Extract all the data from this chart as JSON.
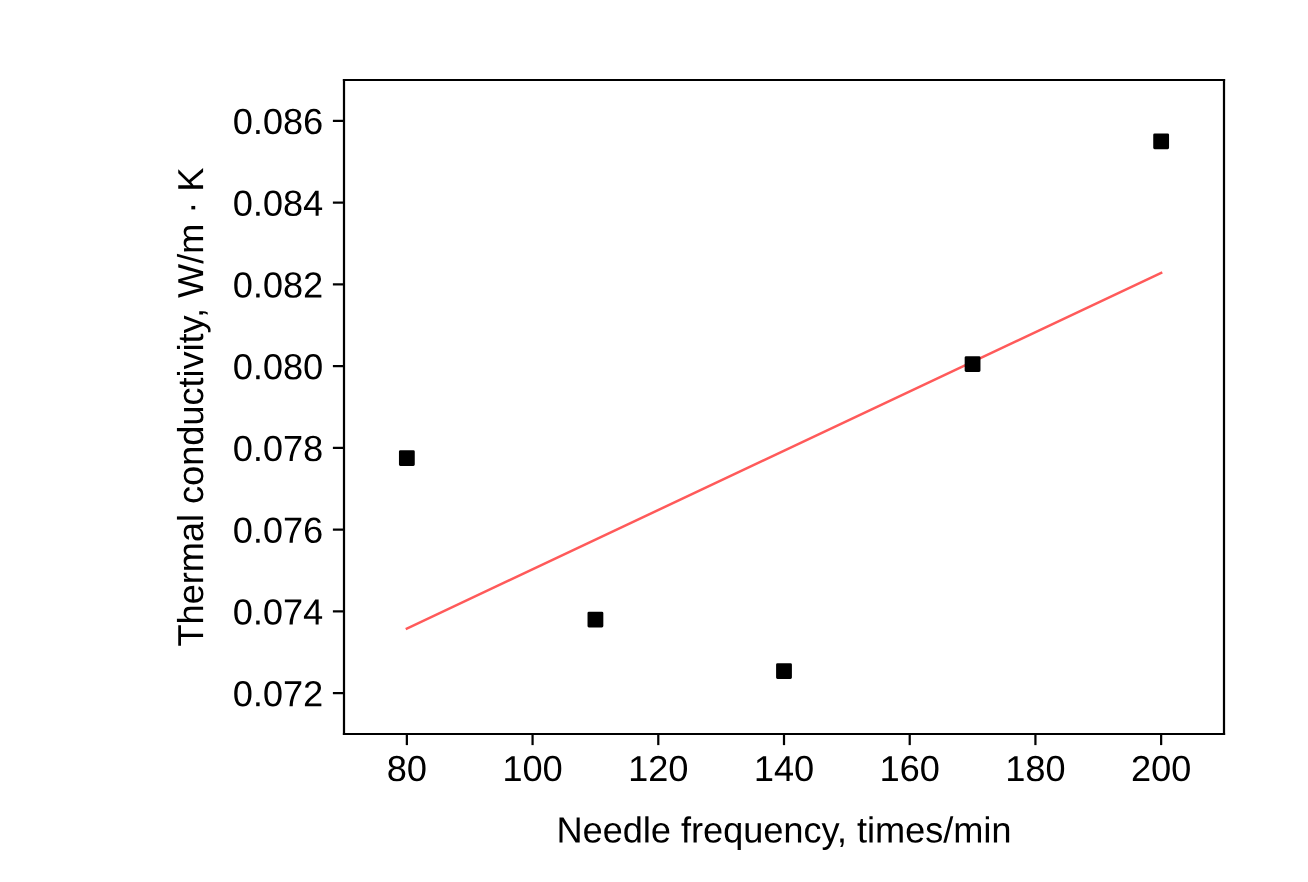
{
  "chart_data": {
    "type": "scatter",
    "xlabel": "Needle frequency, times/min",
    "ylabel": "Thermal conductivity, W/m · K",
    "grid": false,
    "series": [
      {
        "marker": "square",
        "color": "#000000",
        "x": [
          80,
          110,
          140,
          170,
          200
        ],
        "values": [
          0.07775,
          0.0738,
          0.07254,
          0.08005,
          0.0855
        ]
      },
      {
        "type": "line",
        "color": "#ff5a5a",
        "x": [
          80,
          200
        ],
        "values": [
          0.07358,
          0.08228
        ]
      }
    ],
    "xlim": [
      70,
      210
    ],
    "xticks": [
      80,
      100,
      120,
      140,
      160,
      180,
      200
    ],
    "ylim": [
      0.071,
      0.087
    ],
    "yticks": [
      {
        "value": 0.072,
        "label": "0.072"
      },
      {
        "value": 0.074,
        "label": "0.074"
      },
      {
        "value": 0.076,
        "label": "0.076"
      },
      {
        "value": 0.078,
        "label": "0.078"
      },
      {
        "value": 0.08,
        "label": "0.080"
      },
      {
        "value": 0.082,
        "label": "0.082"
      },
      {
        "value": 0.084,
        "label": "0.084"
      },
      {
        "value": 0.086,
        "label": "0.086"
      }
    ]
  }
}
::::
▶ [Exercise]
Except for the pictures, copy every line of the records above exactly.

▶ [Expected answer]
Extract all the data from this chart as JSON.
{
  "chart_data": {
    "type": "scatter",
    "xlabel": "Needle frequency, times/min",
    "ylabel": "Thermal conductivity, W/m · K",
    "grid": false,
    "series": [
      {
        "marker": "square",
        "color": "#000000",
        "x": [
          80,
          110,
          140,
          170,
          200
        ],
        "values": [
          0.07775,
          0.0738,
          0.07254,
          0.08005,
          0.0855
        ]
      },
      {
        "type": "line",
        "color": "#ff5a5a",
        "x": [
          80,
          200
        ],
        "values": [
          0.07358,
          0.08228
        ]
      }
    ],
    "xlim": [
      70,
      210
    ],
    "xticks": [
      80,
      100,
      120,
      140,
      160,
      180,
      200
    ],
    "ylim": [
      0.071,
      0.087
    ],
    "yticks": [
      {
        "value": 0.072,
        "label": "0.072"
      },
      {
        "value": 0.074,
        "label": "0.074"
      },
      {
        "value": 0.076,
        "label": "0.076"
      },
      {
        "value": 0.078,
        "label": "0.078"
      },
      {
        "value": 0.08,
        "label": "0.080"
      },
      {
        "value": 0.082,
        "label": "0.082"
      },
      {
        "value": 0.084,
        "label": "0.084"
      },
      {
        "value": 0.086,
        "label": "0.086"
      }
    ]
  }
}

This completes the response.